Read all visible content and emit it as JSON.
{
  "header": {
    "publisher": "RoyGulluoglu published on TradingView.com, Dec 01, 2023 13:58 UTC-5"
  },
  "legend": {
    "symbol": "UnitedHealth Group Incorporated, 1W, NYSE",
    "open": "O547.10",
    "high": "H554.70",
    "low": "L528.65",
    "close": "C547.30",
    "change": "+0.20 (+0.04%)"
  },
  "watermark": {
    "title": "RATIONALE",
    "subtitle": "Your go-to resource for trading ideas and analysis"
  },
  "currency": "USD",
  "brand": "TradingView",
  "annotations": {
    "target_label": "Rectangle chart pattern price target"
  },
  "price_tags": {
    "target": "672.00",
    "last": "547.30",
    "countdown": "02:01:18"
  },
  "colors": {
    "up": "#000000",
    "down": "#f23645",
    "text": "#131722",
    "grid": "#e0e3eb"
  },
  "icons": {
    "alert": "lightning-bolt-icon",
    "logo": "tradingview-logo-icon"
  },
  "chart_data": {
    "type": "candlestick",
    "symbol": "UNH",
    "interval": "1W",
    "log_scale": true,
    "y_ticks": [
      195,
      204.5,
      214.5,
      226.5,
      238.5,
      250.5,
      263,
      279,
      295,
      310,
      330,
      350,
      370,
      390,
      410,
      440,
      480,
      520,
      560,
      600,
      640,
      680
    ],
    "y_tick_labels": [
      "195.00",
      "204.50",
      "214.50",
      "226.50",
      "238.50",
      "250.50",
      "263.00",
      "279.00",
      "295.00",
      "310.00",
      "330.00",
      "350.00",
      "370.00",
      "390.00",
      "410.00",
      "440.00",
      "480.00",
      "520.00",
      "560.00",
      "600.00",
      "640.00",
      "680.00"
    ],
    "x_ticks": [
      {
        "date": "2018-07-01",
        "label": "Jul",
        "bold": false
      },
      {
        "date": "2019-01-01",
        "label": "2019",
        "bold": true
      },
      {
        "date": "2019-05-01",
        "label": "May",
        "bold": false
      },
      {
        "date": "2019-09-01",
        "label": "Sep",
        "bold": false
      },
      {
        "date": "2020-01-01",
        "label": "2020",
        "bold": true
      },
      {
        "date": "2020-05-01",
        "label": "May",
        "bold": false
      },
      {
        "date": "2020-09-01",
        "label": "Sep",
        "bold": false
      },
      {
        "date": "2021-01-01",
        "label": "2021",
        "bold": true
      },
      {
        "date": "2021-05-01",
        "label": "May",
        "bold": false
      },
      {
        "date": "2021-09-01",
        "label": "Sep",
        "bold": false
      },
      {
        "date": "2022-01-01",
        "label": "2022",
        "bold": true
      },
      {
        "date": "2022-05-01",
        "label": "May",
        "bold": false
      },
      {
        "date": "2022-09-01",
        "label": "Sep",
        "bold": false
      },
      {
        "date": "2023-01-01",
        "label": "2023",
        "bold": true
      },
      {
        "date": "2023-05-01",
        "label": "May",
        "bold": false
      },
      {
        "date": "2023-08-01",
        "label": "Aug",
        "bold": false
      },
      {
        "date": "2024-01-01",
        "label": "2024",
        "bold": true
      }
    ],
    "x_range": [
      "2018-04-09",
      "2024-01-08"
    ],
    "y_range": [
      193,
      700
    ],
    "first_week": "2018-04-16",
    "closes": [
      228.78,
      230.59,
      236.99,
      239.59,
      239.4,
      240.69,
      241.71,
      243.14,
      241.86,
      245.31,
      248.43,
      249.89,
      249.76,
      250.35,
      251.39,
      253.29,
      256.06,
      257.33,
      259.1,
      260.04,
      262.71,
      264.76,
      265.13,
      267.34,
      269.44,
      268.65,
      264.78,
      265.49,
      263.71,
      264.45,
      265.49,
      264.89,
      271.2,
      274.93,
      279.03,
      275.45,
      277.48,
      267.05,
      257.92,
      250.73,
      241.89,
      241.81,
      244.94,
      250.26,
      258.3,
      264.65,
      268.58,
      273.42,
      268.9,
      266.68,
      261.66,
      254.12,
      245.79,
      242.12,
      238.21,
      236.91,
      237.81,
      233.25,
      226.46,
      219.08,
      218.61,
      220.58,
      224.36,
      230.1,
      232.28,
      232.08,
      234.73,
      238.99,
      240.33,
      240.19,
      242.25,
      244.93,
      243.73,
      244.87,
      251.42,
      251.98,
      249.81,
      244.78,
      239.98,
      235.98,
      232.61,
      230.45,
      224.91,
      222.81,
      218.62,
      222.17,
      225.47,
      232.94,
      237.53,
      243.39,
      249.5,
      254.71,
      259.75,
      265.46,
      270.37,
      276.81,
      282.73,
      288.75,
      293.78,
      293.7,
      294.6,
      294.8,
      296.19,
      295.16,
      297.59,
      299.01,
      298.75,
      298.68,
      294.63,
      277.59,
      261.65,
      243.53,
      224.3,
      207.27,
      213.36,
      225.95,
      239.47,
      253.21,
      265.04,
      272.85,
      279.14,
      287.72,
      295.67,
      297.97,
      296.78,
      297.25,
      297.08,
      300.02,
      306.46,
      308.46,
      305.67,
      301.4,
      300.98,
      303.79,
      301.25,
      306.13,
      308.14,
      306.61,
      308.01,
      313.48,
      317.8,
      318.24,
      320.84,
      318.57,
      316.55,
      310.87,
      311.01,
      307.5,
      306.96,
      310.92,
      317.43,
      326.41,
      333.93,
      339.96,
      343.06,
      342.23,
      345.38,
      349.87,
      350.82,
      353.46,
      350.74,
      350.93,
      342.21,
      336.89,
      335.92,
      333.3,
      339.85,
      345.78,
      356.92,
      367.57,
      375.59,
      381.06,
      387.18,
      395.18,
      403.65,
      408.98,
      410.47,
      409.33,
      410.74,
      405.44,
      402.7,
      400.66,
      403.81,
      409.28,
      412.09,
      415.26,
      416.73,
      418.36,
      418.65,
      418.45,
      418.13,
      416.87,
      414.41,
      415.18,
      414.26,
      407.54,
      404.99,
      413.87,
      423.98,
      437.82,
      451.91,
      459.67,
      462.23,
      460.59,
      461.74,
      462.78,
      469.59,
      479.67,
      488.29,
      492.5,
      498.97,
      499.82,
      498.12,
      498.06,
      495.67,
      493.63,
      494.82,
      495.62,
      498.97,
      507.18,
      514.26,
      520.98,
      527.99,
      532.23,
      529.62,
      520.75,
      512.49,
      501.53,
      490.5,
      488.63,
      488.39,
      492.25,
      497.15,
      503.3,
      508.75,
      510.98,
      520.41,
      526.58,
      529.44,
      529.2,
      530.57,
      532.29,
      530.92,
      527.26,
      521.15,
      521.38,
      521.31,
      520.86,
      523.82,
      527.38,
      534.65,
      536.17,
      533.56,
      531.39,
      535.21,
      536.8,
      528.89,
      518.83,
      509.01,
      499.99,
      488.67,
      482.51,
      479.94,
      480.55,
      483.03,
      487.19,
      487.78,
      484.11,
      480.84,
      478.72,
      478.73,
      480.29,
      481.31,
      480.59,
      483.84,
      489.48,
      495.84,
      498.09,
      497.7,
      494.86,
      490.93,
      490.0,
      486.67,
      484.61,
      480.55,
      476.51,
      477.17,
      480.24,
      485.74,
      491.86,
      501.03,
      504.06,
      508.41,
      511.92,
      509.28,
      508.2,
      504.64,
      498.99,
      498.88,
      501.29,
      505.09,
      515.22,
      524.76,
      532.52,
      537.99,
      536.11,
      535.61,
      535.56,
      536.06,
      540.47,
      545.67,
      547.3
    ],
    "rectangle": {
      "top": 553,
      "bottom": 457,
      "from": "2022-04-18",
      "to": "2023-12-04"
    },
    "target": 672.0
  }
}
---------------
*Instructions for the task*: Write out all the entries exactly.

*Output of the exercise*:
Read all visible content and emit it as JSON.
{
  "header": {
    "publisher": "RoyGulluoglu published on TradingView.com, Dec 01, 2023 13:58 UTC-5"
  },
  "legend": {
    "symbol": "UnitedHealth Group Incorporated, 1W, NYSE",
    "open": "O547.10",
    "high": "H554.70",
    "low": "L528.65",
    "close": "C547.30",
    "change": "+0.20 (+0.04%)"
  },
  "watermark": {
    "title": "RATIONALE",
    "subtitle": "Your go-to resource for trading ideas and analysis"
  },
  "currency": "USD",
  "brand": "TradingView",
  "annotations": {
    "target_label": "Rectangle chart pattern price target"
  },
  "price_tags": {
    "target": "672.00",
    "last": "547.30",
    "countdown": "02:01:18"
  },
  "colors": {
    "up": "#000000",
    "down": "#f23645",
    "text": "#131722",
    "grid": "#e0e3eb"
  },
  "icons": {
    "alert": "lightning-bolt-icon",
    "logo": "tradingview-logo-icon"
  },
  "chart_data": {
    "type": "candlestick",
    "symbol": "UNH",
    "interval": "1W",
    "log_scale": true,
    "y_ticks": [
      195,
      204.5,
      214.5,
      226.5,
      238.5,
      250.5,
      263,
      279,
      295,
      310,
      330,
      350,
      370,
      390,
      410,
      440,
      480,
      520,
      560,
      600,
      640,
      680
    ],
    "y_tick_labels": [
      "195.00",
      "204.50",
      "214.50",
      "226.50",
      "238.50",
      "250.50",
      "263.00",
      "279.00",
      "295.00",
      "310.00",
      "330.00",
      "350.00",
      "370.00",
      "390.00",
      "410.00",
      "440.00",
      "480.00",
      "520.00",
      "560.00",
      "600.00",
      "640.00",
      "680.00"
    ],
    "x_ticks": [
      {
        "date": "2018-07-01",
        "label": "Jul",
        "bold": false
      },
      {
        "date": "2019-01-01",
        "label": "2019",
        "bold": true
      },
      {
        "date": "2019-05-01",
        "label": "May",
        "bold": false
      },
      {
        "date": "2019-09-01",
        "label": "Sep",
        "bold": false
      },
      {
        "date": "2020-01-01",
        "label": "2020",
        "bold": true
      },
      {
        "date": "2020-05-01",
        "label": "May",
        "bold": false
      },
      {
        "date": "2020-09-01",
        "label": "Sep",
        "bold": false
      },
      {
        "date": "2021-01-01",
        "label": "2021",
        "bold": true
      },
      {
        "date": "2021-05-01",
        "label": "May",
        "bold": false
      },
      {
        "date": "2021-09-01",
        "label": "Sep",
        "bold": false
      },
      {
        "date": "2022-01-01",
        "label": "2022",
        "bold": true
      },
      {
        "date": "2022-05-01",
        "label": "May",
        "bold": false
      },
      {
        "date": "2022-09-01",
        "label": "Sep",
        "bold": false
      },
      {
        "date": "2023-01-01",
        "label": "2023",
        "bold": true
      },
      {
        "date": "2023-05-01",
        "label": "May",
        "bold": false
      },
      {
        "date": "2023-08-01",
        "label": "Aug",
        "bold": false
      },
      {
        "date": "2024-01-01",
        "label": "2024",
        "bold": true
      }
    ],
    "x_range": [
      "2018-04-09",
      "2024-01-08"
    ],
    "y_range": [
      193,
      700
    ],
    "first_week": "2018-04-16",
    "closes": [
      228.78,
      230.59,
      236.99,
      239.59,
      239.4,
      240.69,
      241.71,
      243.14,
      241.86,
      245.31,
      248.43,
      249.89,
      249.76,
      250.35,
      251.39,
      253.29,
      256.06,
      257.33,
      259.1,
      260.04,
      262.71,
      264.76,
      265.13,
      267.34,
      269.44,
      268.65,
      264.78,
      265.49,
      263.71,
      264.45,
      265.49,
      264.89,
      271.2,
      274.93,
      279.03,
      275.45,
      277.48,
      267.05,
      257.92,
      250.73,
      241.89,
      241.81,
      244.94,
      250.26,
      258.3,
      264.65,
      268.58,
      273.42,
      268.9,
      266.68,
      261.66,
      254.12,
      245.79,
      242.12,
      238.21,
      236.91,
      237.81,
      233.25,
      226.46,
      219.08,
      218.61,
      220.58,
      224.36,
      230.1,
      232.28,
      232.08,
      234.73,
      238.99,
      240.33,
      240.19,
      242.25,
      244.93,
      243.73,
      244.87,
      251.42,
      251.98,
      249.81,
      244.78,
      239.98,
      235.98,
      232.61,
      230.45,
      224.91,
      222.81,
      218.62,
      222.17,
      225.47,
      232.94,
      237.53,
      243.39,
      249.5,
      254.71,
      259.75,
      265.46,
      270.37,
      276.81,
      282.73,
      288.75,
      293.78,
      293.7,
      294.6,
      294.8,
      296.19,
      295.16,
      297.59,
      299.01,
      298.75,
      298.68,
      294.63,
      277.59,
      261.65,
      243.53,
      224.3,
      207.27,
      213.36,
      225.95,
      239.47,
      253.21,
      265.04,
      272.85,
      279.14,
      287.72,
      295.67,
      297.97,
      296.78,
      297.25,
      297.08,
      300.02,
      306.46,
      308.46,
      305.67,
      301.4,
      300.98,
      303.79,
      301.25,
      306.13,
      308.14,
      306.61,
      308.01,
      313.48,
      317.8,
      318.24,
      320.84,
      318.57,
      316.55,
      310.87,
      311.01,
      307.5,
      306.96,
      310.92,
      317.43,
      326.41,
      333.93,
      339.96,
      343.06,
      342.23,
      345.38,
      349.87,
      350.82,
      353.46,
      350.74,
      350.93,
      342.21,
      336.89,
      335.92,
      333.3,
      339.85,
      345.78,
      356.92,
      367.57,
      375.59,
      381.06,
      387.18,
      395.18,
      403.65,
      408.98,
      410.47,
      409.33,
      410.74,
      405.44,
      402.7,
      400.66,
      403.81,
      409.28,
      412.09,
      415.26,
      416.73,
      418.36,
      418.65,
      418.45,
      418.13,
      416.87,
      414.41,
      415.18,
      414.26,
      407.54,
      404.99,
      413.87,
      423.98,
      437.82,
      451.91,
      459.67,
      462.23,
      460.59,
      461.74,
      462.78,
      469.59,
      479.67,
      488.29,
      492.5,
      498.97,
      499.82,
      498.12,
      498.06,
      495.67,
      493.63,
      494.82,
      495.62,
      498.97,
      507.18,
      514.26,
      520.98,
      527.99,
      532.23,
      529.62,
      520.75,
      512.49,
      501.53,
      490.5,
      488.63,
      488.39,
      492.25,
      497.15,
      503.3,
      508.75,
      510.98,
      520.41,
      526.58,
      529.44,
      529.2,
      530.57,
      532.29,
      530.92,
      527.26,
      521.15,
      521.38,
      521.31,
      520.86,
      523.82,
      527.38,
      534.65,
      536.17,
      533.56,
      531.39,
      535.21,
      536.8,
      528.89,
      518.83,
      509.01,
      499.99,
      488.67,
      482.51,
      479.94,
      480.55,
      483.03,
      487.19,
      487.78,
      484.11,
      480.84,
      478.72,
      478.73,
      480.29,
      481.31,
      480.59,
      483.84,
      489.48,
      495.84,
      498.09,
      497.7,
      494.86,
      490.93,
      490.0,
      486.67,
      484.61,
      480.55,
      476.51,
      477.17,
      480.24,
      485.74,
      491.86,
      501.03,
      504.06,
      508.41,
      511.92,
      509.28,
      508.2,
      504.64,
      498.99,
      498.88,
      501.29,
      505.09,
      515.22,
      524.76,
      532.52,
      537.99,
      536.11,
      535.61,
      535.56,
      536.06,
      540.47,
      545.67,
      547.3
    ],
    "rectangle": {
      "top": 553,
      "bottom": 457,
      "from": "2022-04-18",
      "to": "2023-12-04"
    },
    "target": 672.0
  }
}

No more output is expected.